[Saved data entries]
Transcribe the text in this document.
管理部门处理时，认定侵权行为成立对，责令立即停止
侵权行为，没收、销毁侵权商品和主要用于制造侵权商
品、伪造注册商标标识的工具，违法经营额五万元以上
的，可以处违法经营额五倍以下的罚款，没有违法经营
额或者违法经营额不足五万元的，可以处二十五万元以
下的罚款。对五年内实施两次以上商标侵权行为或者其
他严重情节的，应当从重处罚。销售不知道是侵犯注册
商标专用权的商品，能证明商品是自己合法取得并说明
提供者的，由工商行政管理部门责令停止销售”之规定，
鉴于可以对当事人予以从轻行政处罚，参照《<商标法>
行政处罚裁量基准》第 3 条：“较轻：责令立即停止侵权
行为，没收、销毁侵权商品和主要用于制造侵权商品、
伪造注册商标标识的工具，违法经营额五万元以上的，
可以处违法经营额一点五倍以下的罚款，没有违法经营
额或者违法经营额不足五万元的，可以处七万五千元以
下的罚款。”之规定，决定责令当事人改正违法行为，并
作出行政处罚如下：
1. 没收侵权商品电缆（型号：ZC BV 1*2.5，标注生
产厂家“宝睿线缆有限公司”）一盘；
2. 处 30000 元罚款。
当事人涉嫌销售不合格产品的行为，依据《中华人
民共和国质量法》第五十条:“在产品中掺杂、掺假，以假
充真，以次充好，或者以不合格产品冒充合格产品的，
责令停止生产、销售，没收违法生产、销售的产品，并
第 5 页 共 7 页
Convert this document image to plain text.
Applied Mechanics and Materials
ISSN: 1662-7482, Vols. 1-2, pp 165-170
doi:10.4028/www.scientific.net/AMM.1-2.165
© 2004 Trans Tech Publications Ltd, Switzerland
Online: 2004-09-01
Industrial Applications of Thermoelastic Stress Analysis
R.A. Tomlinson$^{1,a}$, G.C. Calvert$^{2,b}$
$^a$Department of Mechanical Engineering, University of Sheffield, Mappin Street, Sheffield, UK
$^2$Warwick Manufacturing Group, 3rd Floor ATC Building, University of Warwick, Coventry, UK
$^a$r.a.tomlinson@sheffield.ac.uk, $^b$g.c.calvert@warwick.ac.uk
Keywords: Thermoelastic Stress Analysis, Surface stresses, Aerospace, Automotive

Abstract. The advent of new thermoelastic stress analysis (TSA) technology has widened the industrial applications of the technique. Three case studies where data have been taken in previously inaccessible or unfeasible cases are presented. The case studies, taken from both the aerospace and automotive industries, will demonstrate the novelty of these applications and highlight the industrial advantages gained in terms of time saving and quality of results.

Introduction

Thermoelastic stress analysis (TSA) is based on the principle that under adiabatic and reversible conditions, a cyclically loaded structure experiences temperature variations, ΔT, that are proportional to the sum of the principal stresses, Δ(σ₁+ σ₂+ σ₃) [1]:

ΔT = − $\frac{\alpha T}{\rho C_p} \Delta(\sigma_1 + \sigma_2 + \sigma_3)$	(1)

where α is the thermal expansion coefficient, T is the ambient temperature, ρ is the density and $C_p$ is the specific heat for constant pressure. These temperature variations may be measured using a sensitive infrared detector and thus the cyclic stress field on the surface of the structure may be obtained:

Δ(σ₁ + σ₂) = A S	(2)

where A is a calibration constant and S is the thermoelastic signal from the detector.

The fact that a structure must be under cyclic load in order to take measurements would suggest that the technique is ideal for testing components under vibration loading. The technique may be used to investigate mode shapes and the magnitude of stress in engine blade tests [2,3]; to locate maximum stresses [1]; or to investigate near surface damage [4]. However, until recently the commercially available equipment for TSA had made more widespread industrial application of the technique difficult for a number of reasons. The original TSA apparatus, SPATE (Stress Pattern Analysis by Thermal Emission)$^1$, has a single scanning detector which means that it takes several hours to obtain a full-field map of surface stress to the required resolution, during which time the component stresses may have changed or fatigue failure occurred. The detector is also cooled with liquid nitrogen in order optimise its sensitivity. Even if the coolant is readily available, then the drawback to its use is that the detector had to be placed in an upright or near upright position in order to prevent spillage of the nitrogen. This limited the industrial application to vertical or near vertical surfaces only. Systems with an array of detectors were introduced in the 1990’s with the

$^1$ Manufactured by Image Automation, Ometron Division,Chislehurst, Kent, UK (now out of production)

[Task statement]
Copy down the whole of the data above, matching it exactly.

[Completed task]
Transcribe the text in this document.
管理部门处理时，认定侵权行为成立对，责令立即停止
侵权行为，没收、销毁侵权商品和主要用于制造侵权商
品、伪造注册商标标识的工具，违法经营额五万元以上
的，可以处违法经营额五倍以下的罚款，没有违法经营
额或者违法经营额不足五万元的，可以处二十五万元以
下的罚款。对五年内实施两次以上商标侵权行为或者其
他严重情节的，应当从重处罚。销售不知道是侵犯注册
商标专用权的商品，能证明商品是自己合法取得并说明
提供者的，由工商行政管理部门责令停止销售”之规定，
鉴于可以对当事人予以从轻行政处罚，参照《<商标法>
行政处罚裁量基准》第 3 条：“较轻：责令立即停止侵权
行为，没收、销毁侵权商品和主要用于制造侵权商品、
伪造注册商标标识的工具，违法经营额五万元以上的，
可以处违法经营额一点五倍以下的罚款，没有违法经营
额或者违法经营额不足五万元的，可以处七万五千元以
下的罚款。”之规定，决定责令当事人改正违法行为，并
作出行政处罚如下：
1. 没收侵权商品电缆（型号：ZC BV 1*2.5，标注生
产厂家“宝睿线缆有限公司”）一盘；
2. 处 30000 元罚款。
当事人涉嫌销售不合格产品的行为，依据《中华人
民共和国质量法》第五十条:“在产品中掺杂、掺假，以假
充真，以次充好，或者以不合格产品冒充合格产品的，
责令停止生产、销售，没收违法生产、销售的产品，并
第 5 页 共 7 页
Convert this document image to plain text.
Applied Mechanics and Materials
ISSN: 1662-7482, Vols. 1-2, pp 165-170
doi:10.4028/www.scientific.net/AMM.1-2.165
© 2004 Trans Tech Publications Ltd, Switzerland
Online: 2004-09-01
Industrial Applications of Thermoelastic Stress Analysis
R.A. Tomlinson$^{1,a}$, G.C. Calvert$^{2,b}$
$^a$Department of Mechanical Engineering, University of Sheffield, Mappin Street, Sheffield, UK
$^2$Warwick Manufacturing Group, 3rd Floor ATC Building, University of Warwick, Coventry, UK
$^a$r.a.tomlinson@sheffield.ac.uk, $^b$g.c.calvert@warwick.ac.uk
Keywords: Thermoelastic Stress Analysis, Surface stresses, Aerospace, Automotive

Abstract. The advent of new thermoelastic stress analysis (TSA) technology has widened the industrial applications of the technique. Three case studies where data have been taken in previously inaccessible or unfeasible cases are presented. The case studies, taken from both the aerospace and automotive industries, will demonstrate the novelty of these applications and highlight the industrial advantages gained in terms of time saving and quality of results.

Introduction

Thermoelastic stress analysis (TSA) is based on the principle that under adiabatic and reversible conditions, a cyclically loaded structure experiences temperature variations, ΔT, that are proportional to the sum of the principal stresses, Δ(σ₁+ σ₂+ σ₃) [1]:

ΔT = − $\frac{\alpha T}{\rho C_p} \Delta(\sigma_1 + \sigma_2 + \sigma_3)$	(1)

where α is the thermal expansion coefficient, T is the ambient temperature, ρ is the density and $C_p$ is the specific heat for constant pressure. These temperature variations may be measured using a sensitive infrared detector and thus the cyclic stress field on the surface of the structure may be obtained:

Δ(σ₁ + σ₂) = A S	(2)

where A is a calibration constant and S is the thermoelastic signal from the detector.

The fact that a structure must be under cyclic load in order to take measurements would suggest that the technique is ideal for testing components under vibration loading. The technique may be used to investigate mode shapes and the magnitude of stress in engine blade tests [2,3]; to locate maximum stresses [1]; or to investigate near surface damage [4]. However, until recently the commercially available equipment for TSA had made more widespread industrial application of the technique difficult for a number of reasons. The original TSA apparatus, SPATE (Stress Pattern Analysis by Thermal Emission)$^1$, has a single scanning detector which means that it takes several hours to obtain a full-field map of surface stress to the required resolution, during which time the component stresses may have changed or fatigue failure occurred. The detector is also cooled with liquid nitrogen in order optimise its sensitivity. Even if the coolant is readily available, then the drawback to its use is that the detector had to be placed in an upright or near upright position in order to prevent spillage of the nitrogen. This limited the industrial application to vertical or near vertical surfaces only. Systems with an array of detectors were introduced in the 1990’s with the

$^1$ Manufactured by Image Automation, Ometron Division,Chislehurst, Kent, UK (now out of production)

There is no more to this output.